Wybrany fragment:
+ + + + +

Tuż przed październikowymi wyborami właściwie nie martwiłem się o ich wynik, gdyż z góry wiadomo było, że wygra PiS. Kwestią otwartą pozostawało pytanie, w jakiej skali, bo ona decydować miała o zakresie dalszych reform.
Uzyskanie większości konstytucyjnej pozwalającej na przywrócenie legalnej, wiążącej wykładni ustaw było raczej nieosiągalne, dlatego prawdopodobieństwo gruntownej naprawy systemu polskiego prawa pozostawało znikome, choć system znajdował się i cały czas się znajduje w przedzawałowej zapaści.
Państwo w tych warunkach nie może poprawnie funkcjonować, ponieważ w zakresie pojęcia praworządności powszechnej nie ma instrumentu prawnego, który sprzyjałby tak przestrzeganiu prawa, jak i sprawiedliwości.
Przejawia się to w kompletnym braku odpowiedzialności za to, co się robi i za to, czego się nie zrobiło mimo istniejącego obowiązku prawnego. W sytuacji, gdy każdy nawet czytelnie skonstruowany zapis ustawy może być dowolnie interpretowany i w takiej manierze nie widzimy niczego złego, bo nie ma wiążącego wzorca wykładni, trudno się dziwić, że doznawaliśmy i doznajemy poważnego uszczerbku w budżecie państwa.
Pieniądze wyciekały nam między palcami i pomimo istniejących osób za to odpowiedzialnych, praktycznie nikogo nie udało się osądzić, gdyż wadliwy system prawny na to nie pozwala.
W efekcie w zawodach urzędniczo-prawniczych dochodzi do degrengolady jakości i rzetelności wykonywanej pracy, a co bardziej cwani profesjonaliści optują za tym eldorado, pozwalającym im żyć jak pączki w maśle kosztem całego społeczeństwa.
Przeciętny obywatel nie rozumie, jak to się dzieje, że pomimo bieżącego tworzenia „ton” przepisów, nie ma realnego instrumentu zabezpieczającego jednakowe stosowanie prawa, czyli praworządność powszechną?
Agitując za wprowadzeniem obecnej Konstytucji ówczesne władze dość skutecznie przekonały większość społeczeństwa, że jedynym gwarantem praworządności i sprawiedliwości jest prawo do sądu.
Praktyka wykazała jednak koszmarny błąd tkwiący w takim podejściu, gdyż dla zaistnienia sprawiedliwości niezbędne jest zarówno prawo do sądu jak i wiążąca wykładnia ustaw, bo dopiero łączne funkcjonowanie tych instytucji może zabezpieczać jednakowe traktowanie każdego obywatela względem prawa.

+ + + + +

Wiersze danych:

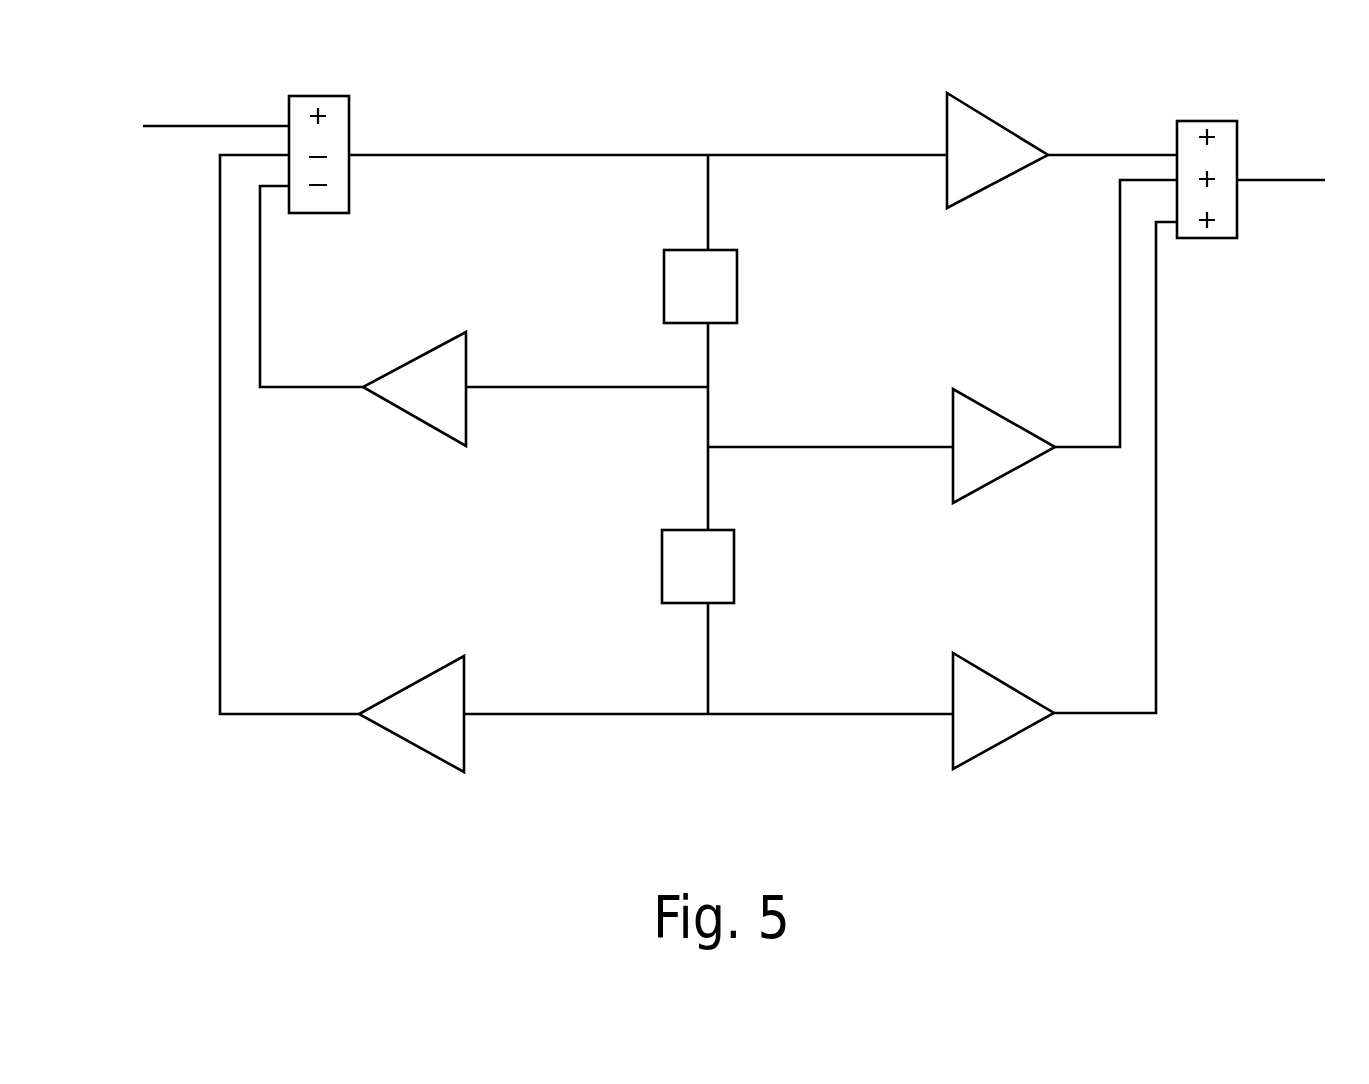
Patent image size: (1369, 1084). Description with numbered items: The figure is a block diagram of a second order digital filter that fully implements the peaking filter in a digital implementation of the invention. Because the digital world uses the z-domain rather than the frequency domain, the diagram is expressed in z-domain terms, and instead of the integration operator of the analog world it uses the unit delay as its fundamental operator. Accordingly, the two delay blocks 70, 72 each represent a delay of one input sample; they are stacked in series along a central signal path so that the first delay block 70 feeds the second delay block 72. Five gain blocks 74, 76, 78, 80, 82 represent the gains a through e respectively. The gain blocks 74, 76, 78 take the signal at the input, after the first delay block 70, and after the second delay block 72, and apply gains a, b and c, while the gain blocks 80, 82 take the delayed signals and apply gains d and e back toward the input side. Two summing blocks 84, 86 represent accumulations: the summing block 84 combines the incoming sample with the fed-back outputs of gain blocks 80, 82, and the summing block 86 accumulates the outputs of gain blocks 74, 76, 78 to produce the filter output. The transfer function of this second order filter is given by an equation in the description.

The delay block 70 is at (737, 291).
The delay block 72 is at (734, 563).
The gain block 74 is at (981, 110).
The gain block 76 is at (985, 404).
The gain block 78 is at (990, 673).
The gain block 80 is at (445, 340).
The gain block 82 is at (438, 668).
The summing block 84 is at (340, 97).
The summing block 86 is at (1237, 140).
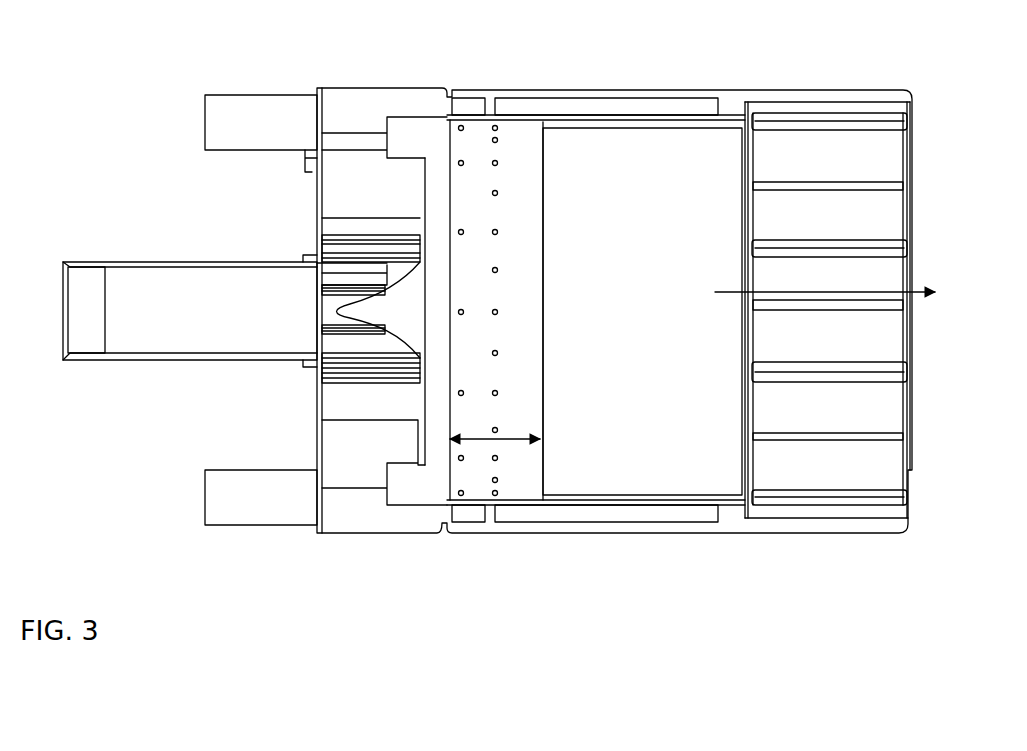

+ + + + +

Zadania pisemne:
1 - Jakie prawo, według tekstu o praworządności, ówczesne władze przedstawiały jako jedyny gwarant praworządności i sprawiedliwości?
2 - Wypisz bez zmian fragment tekstu o praworządności, który zaczyna się od słów zawierających „Pieniądze wyciekały nam”, a kończy na „czyli praworządność powszechną?”.
Korzystaj wyłącznie z tekstu o praworządności, nie z zestawienia.

Odpowiedzi do zadań:
1 - Prawo do sądu.

2 -
Pieniądze wyciekały nam między palcami i pomimo istniejących osób za to odpowiedzialnych, praktycznie nikogo nie udało się osądzić, gdyż wadliwy system prawny na to nie pozwala.
W efekcie w zawodach urzędniczo-prawniczych dochodzi do degrengolady jakości i rzetelności wykonywanej pracy, a co bardziej cwani profesjonaliści optują za tym eldorado, pozwalającym im żyć jak pączki w maśle kosztem całego społeczeństwa.
Przeciętny obywatel nie rozumie, jak to się dzieje, że pomimo bieżącego tworzenia „ton” przepisów, nie ma realnego instrumentu zabezpieczającego jednakowe stosowanie prawa, czyli praworządność powszechną?